-- Start Provided entries --

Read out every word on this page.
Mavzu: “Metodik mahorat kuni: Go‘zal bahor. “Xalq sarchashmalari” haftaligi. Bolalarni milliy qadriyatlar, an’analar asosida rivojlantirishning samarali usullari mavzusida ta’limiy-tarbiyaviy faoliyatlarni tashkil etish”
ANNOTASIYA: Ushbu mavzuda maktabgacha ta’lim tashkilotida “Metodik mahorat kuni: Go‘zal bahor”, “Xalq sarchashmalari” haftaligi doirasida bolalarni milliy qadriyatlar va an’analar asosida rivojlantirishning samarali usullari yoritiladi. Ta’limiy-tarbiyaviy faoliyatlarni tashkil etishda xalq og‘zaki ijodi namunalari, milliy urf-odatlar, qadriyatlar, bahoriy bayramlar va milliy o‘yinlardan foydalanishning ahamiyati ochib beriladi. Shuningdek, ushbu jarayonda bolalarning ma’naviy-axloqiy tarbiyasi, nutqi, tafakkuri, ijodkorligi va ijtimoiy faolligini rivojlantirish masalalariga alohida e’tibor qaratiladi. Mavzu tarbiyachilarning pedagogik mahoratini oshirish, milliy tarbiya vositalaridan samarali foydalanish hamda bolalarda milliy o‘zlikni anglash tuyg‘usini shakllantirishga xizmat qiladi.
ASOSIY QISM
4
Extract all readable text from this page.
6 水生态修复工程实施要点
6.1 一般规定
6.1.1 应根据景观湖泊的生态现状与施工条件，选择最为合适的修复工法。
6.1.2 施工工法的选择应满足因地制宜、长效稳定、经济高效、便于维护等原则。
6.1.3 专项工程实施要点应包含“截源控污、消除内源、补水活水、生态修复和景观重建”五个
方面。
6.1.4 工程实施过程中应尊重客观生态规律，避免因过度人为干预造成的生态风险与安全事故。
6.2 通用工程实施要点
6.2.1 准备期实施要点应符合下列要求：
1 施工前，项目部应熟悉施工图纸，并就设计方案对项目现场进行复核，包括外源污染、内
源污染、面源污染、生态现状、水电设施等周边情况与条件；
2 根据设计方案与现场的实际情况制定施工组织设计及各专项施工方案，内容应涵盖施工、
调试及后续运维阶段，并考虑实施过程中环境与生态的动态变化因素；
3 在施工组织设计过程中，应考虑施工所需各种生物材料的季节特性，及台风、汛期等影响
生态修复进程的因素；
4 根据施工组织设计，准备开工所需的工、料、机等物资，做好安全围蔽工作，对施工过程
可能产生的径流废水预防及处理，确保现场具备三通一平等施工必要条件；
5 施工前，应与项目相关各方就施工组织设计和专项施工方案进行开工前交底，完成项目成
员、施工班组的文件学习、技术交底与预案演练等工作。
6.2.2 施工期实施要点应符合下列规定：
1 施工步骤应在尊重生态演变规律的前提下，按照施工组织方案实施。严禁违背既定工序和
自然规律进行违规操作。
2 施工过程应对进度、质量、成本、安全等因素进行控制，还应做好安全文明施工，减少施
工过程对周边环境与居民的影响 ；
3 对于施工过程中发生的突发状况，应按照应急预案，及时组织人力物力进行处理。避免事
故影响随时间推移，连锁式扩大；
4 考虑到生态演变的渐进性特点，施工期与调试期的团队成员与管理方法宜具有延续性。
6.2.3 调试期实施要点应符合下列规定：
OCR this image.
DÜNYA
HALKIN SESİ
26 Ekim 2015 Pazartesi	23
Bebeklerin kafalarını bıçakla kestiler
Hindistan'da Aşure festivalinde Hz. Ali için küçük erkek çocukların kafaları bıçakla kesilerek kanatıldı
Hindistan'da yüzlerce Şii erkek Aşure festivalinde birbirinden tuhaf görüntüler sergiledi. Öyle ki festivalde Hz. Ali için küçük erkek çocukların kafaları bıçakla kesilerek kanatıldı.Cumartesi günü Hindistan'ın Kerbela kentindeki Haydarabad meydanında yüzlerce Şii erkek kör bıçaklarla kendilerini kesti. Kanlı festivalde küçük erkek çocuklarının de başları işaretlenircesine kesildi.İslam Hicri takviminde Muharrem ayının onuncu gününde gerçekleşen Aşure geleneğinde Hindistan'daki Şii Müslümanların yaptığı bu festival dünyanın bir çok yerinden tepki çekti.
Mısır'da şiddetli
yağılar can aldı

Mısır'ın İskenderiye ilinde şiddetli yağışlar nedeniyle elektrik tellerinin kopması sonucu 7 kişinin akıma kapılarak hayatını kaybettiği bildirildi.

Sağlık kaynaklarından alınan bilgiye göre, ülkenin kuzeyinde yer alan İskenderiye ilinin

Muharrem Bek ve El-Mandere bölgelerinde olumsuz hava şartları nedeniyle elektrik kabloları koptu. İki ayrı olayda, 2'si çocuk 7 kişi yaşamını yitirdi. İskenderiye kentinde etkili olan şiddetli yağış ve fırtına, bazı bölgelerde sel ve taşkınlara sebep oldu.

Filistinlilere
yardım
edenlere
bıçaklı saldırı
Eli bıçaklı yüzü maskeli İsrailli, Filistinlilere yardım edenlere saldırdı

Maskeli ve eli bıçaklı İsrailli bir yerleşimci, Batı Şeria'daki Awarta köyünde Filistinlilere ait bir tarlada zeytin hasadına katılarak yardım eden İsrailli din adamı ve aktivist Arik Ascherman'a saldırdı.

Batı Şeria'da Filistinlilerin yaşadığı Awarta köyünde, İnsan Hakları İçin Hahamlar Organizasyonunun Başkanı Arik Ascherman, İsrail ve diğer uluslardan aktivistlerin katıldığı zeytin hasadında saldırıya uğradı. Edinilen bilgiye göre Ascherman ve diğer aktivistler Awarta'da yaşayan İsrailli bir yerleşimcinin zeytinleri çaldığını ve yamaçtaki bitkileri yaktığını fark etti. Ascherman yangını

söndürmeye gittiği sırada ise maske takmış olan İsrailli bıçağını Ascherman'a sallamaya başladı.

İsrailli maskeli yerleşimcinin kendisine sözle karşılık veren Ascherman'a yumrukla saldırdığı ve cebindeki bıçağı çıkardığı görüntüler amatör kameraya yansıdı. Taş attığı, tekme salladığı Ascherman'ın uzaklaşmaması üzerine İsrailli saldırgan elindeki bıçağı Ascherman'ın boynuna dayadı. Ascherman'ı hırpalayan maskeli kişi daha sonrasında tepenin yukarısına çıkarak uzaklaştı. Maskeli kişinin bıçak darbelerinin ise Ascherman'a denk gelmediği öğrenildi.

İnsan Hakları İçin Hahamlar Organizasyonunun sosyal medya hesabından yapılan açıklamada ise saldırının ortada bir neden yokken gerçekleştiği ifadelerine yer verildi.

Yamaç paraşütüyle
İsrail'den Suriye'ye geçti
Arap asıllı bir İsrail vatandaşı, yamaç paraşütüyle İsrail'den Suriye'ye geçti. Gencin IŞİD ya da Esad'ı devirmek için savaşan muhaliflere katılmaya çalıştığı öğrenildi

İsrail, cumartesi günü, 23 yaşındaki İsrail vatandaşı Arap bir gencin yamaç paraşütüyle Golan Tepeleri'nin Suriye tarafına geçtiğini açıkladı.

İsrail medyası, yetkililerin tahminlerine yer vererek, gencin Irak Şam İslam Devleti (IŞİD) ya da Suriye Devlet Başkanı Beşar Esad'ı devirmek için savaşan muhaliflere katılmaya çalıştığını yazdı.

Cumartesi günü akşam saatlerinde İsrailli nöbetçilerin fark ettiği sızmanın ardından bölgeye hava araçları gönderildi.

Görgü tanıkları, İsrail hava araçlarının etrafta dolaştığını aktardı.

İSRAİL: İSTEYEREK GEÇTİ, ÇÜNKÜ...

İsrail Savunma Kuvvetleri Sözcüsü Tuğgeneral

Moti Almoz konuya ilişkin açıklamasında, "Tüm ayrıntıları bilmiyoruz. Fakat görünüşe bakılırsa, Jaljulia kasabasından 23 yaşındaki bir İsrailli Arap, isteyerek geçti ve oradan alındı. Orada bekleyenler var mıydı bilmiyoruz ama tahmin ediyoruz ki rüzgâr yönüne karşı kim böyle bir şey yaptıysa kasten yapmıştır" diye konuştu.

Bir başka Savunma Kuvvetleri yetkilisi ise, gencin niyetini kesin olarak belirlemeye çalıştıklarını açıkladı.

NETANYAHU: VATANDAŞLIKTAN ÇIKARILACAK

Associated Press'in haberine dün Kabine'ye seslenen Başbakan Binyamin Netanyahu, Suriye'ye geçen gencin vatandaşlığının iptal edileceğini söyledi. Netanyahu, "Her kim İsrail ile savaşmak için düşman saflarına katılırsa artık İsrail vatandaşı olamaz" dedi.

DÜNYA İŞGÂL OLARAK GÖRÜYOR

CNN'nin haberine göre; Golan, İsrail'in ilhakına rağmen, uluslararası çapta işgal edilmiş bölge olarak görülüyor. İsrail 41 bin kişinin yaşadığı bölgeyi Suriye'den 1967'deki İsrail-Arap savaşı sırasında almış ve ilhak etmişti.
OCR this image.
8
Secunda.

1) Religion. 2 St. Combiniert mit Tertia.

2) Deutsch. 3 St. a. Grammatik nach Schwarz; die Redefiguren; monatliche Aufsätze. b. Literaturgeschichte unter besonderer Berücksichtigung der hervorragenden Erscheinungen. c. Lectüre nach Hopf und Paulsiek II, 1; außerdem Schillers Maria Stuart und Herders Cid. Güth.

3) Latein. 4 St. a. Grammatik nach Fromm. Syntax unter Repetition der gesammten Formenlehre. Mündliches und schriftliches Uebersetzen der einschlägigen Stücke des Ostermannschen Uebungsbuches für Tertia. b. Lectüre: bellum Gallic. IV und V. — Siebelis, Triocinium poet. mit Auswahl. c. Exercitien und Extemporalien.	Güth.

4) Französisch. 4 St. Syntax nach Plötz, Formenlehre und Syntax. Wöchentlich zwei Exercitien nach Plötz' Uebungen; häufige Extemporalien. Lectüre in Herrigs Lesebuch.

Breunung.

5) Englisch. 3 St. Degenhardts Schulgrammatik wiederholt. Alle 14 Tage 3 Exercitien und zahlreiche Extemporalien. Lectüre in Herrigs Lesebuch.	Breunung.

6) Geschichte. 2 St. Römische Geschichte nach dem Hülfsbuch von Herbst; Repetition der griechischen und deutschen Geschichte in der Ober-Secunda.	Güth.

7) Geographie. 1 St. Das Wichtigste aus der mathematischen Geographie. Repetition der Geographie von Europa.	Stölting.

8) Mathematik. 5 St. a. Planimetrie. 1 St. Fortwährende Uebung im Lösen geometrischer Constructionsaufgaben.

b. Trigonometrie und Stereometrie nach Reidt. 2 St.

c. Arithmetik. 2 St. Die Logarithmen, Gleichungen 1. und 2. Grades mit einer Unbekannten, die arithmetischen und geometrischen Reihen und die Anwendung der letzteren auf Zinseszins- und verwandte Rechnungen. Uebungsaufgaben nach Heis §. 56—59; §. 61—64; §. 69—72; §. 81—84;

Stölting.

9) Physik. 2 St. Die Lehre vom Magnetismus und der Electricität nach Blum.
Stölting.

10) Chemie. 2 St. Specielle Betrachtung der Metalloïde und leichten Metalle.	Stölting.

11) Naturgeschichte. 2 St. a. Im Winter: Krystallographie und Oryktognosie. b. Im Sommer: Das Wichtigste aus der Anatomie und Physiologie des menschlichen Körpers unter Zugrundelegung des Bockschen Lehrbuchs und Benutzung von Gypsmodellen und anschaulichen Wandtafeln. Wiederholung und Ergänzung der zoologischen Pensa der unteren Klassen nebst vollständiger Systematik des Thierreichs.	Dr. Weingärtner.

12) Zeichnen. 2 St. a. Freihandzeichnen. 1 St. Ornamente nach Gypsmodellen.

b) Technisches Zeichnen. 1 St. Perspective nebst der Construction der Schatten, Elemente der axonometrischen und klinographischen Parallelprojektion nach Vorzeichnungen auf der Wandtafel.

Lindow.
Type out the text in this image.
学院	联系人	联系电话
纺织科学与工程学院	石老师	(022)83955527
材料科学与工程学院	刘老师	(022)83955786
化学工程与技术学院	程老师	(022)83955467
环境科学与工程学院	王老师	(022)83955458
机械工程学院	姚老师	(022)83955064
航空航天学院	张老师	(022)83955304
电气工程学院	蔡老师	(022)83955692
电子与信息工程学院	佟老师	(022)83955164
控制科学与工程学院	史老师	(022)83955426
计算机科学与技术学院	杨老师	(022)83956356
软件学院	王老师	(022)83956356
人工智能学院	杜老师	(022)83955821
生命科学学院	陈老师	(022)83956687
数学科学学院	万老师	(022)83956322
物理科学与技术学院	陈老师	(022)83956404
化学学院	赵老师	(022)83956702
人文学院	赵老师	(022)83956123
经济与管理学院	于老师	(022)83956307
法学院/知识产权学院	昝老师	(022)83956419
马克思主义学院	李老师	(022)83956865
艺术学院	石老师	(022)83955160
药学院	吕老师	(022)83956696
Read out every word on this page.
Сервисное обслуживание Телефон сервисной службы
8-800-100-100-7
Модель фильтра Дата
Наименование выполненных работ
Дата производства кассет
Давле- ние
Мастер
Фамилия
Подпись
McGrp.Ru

-- End Provided entries --

### Task directions
Select, from the listing, all lines that include the word "Arik".

### Answer for this exercise
Maskeli ve eli bıçaklı İsrailli bir yerleşimci, Batı Şeria'daki Awarta köyünde Filistinlilere ait bir tarlada zeytin hasadına katılarak yardım eden İsrailli din adamı ve aktivist Arik Ascherman'a saldırdı.
Batı Şeria'da Filistinlilerin yaşadığı Awarta köyünde, İnsan Hakları İçin Hahamlar Organizasyonunun Başkanı Arik Ascherman, İsrail ve diğer uluslardan aktivistlerin katıldığı zeytin hasadında saldırıya uğradı. Edinilen bilgiye göre Ascherman ve diğer aktivistler Awarta'da yaşayan İsrailli bir yerleşimcinin zeytinleri çaldığını ve yamaçtaki bitkileri yaktığını fark etti. Ascherman yangını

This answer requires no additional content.